● **Stated problem**
Transcribe the records that follow in their entirety, omitting any pictures.

[Figure dataset records]
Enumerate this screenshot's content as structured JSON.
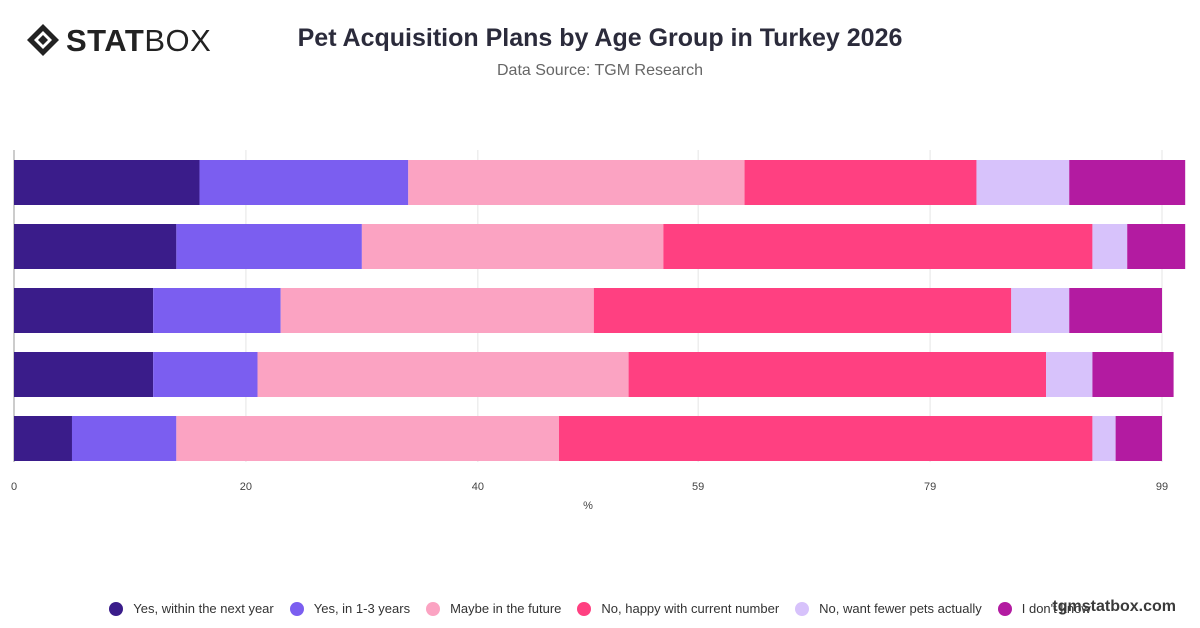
{
  "brand": {
    "logo_bold": "STAT",
    "logo_light": "BOX",
    "watermark": "tgmstatbox.com"
  },
  "header": {
    "title": "Pet Acquisition Plans by Age Group in Turkey 2026",
    "subtitle": "Data Source: TGM Research"
  },
  "chart_data": {
    "type": "bar",
    "orientation": "horizontal",
    "stacked": true,
    "title": "Pet Acquisition Plans by Age Group in Turkey 2026",
    "subtitle": "Data Source: TGM Research",
    "xlabel": "%",
    "ylabel": "",
    "xlim": [
      0,
      99
    ],
    "xticks": [
      0,
      20,
      40,
      59,
      79,
      99
    ],
    "categories": [
      "",
      "",
      "",
      "",
      ""
    ],
    "grid": "vertical",
    "legend_position": "bottom",
    "series": [
      {
        "name": "Yes, within the next year",
        "color": "#3a1c8a",
        "values": [
          16,
          14,
          12,
          12,
          5
        ]
      },
      {
        "name": "Yes, in 1-3 years",
        "color": "#7b5ef0",
        "values": [
          18,
          16,
          11,
          9,
          9
        ]
      },
      {
        "name": "Maybe in the future",
        "color": "#fba3c2",
        "values": [
          29,
          26,
          27,
          32,
          33
        ]
      },
      {
        "name": "No, happy with current number",
        "color": "#ff4081",
        "values": [
          20,
          37,
          36,
          36,
          46
        ]
      },
      {
        "name": "No, want fewer pets actually",
        "color": "#d7c2fb",
        "values": [
          8,
          3,
          5,
          4,
          2
        ]
      },
      {
        "name": "I don't know",
        "color": "#b31ba1",
        "values": [
          10,
          5,
          8,
          7,
          4
        ]
      }
    ]
  }
}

● **Finished answer**
Enumerate this screenshot's content as structured JSON.
{
  "brand": {
    "logo_bold": "STAT",
    "logo_light": "BOX",
    "watermark": "tgmstatbox.com"
  },
  "header": {
    "title": "Pet Acquisition Plans by Age Group in Turkey 2026",
    "subtitle": "Data Source: TGM Research"
  },
  "chart_data": {
    "type": "bar",
    "orientation": "horizontal",
    "stacked": true,
    "title": "Pet Acquisition Plans by Age Group in Turkey 2026",
    "subtitle": "Data Source: TGM Research",
    "xlabel": "%",
    "ylabel": "",
    "xlim": [
      0,
      99
    ],
    "xticks": [
      0,
      20,
      40,
      59,
      79,
      99
    ],
    "categories": [
      "",
      "",
      "",
      "",
      ""
    ],
    "grid": "vertical",
    "legend_position": "bottom",
    "series": [
      {
        "name": "Yes, within the next year",
        "color": "#3a1c8a",
        "values": [
          16,
          14,
          12,
          12,
          5
        ]
      },
      {
        "name": "Yes, in 1-3 years",
        "color": "#7b5ef0",
        "values": [
          18,
          16,
          11,
          9,
          9
        ]
      },
      {
        "name": "Maybe in the future",
        "color": "#fba3c2",
        "values": [
          29,
          26,
          27,
          32,
          33
        ]
      },
      {
        "name": "No, happy with current number",
        "color": "#ff4081",
        "values": [
          20,
          37,
          36,
          36,
          46
        ]
      },
      {
        "name": "No, want fewer pets actually",
        "color": "#d7c2fb",
        "values": [
          8,
          3,
          5,
          4,
          2
        ]
      },
      {
        "name": "I don't know",
        "color": "#b31ba1",
        "values": [
          10,
          5,
          8,
          7,
          4
        ]
      }
    ]
  }
}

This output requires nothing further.